═══ TASK DATA
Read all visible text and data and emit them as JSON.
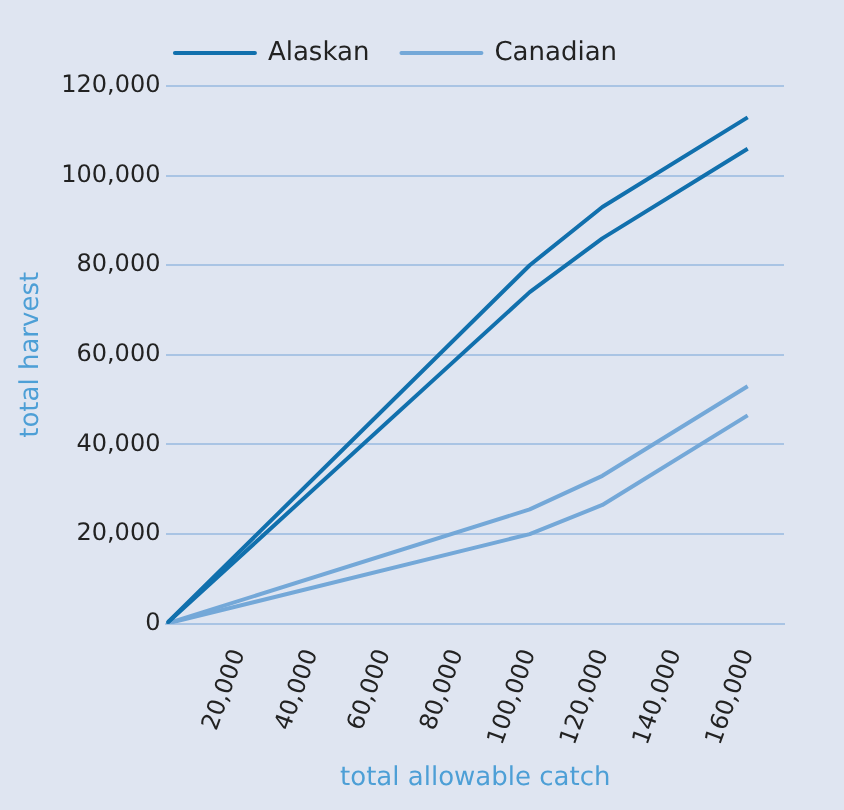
{
  "chart_data": {
    "type": "line",
    "xlabel": "total allowable catch",
    "ylabel": "total harvest",
    "x": [
      0,
      100000,
      120000,
      160000
    ],
    "series": [
      {
        "name": "Alaskan",
        "color": "#1170ad",
        "values": [
          0,
          80000,
          93000,
          113000
        ]
      },
      {
        "color": "#1170ad",
        "values": [
          0,
          74000,
          86000,
          106000
        ]
      },
      {
        "name": "Canadian",
        "color": "#74a8d8",
        "values": [
          0,
          25500,
          33000,
          53000
        ]
      },
      {
        "color": "#74a8d8",
        "values": [
          0,
          20000,
          26500,
          46500
        ]
      }
    ],
    "xlim": [
      0,
      170000
    ],
    "xticks": [
      {
        "value": 20000,
        "label": "20,000"
      },
      {
        "value": 40000,
        "label": "40,000"
      },
      {
        "value": 60000,
        "label": "60,000"
      },
      {
        "value": 80000,
        "label": "80,000"
      },
      {
        "value": 100000,
        "label": "100,000"
      },
      {
        "value": 120000,
        "label": "120,000"
      },
      {
        "value": 140000,
        "label": "140,000"
      },
      {
        "value": 160000,
        "label": "160,000"
      }
    ],
    "ylim": [
      0,
      120000
    ],
    "yticks": [
      {
        "value": 0,
        "label": "0"
      },
      {
        "value": 20000,
        "label": "20,000"
      },
      {
        "value": 40000,
        "label": "40,000"
      },
      {
        "value": 60000,
        "label": "60,000"
      },
      {
        "value": 80000,
        "label": "80,000"
      },
      {
        "value": 100000,
        "label": "100,000"
      },
      {
        "value": 120000,
        "label": "120,000"
      }
    ],
    "grid": "y",
    "legend": "top",
    "marker": "none",
    "line_style": "solid"
  }
}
══════
EXERCISE OBJECTIVE: Show each line in the entries that holds the string "total".

RESULT FOR THIS TASK:
    "xlabel": "total allowable catch",
    "ylabel": "total harvest",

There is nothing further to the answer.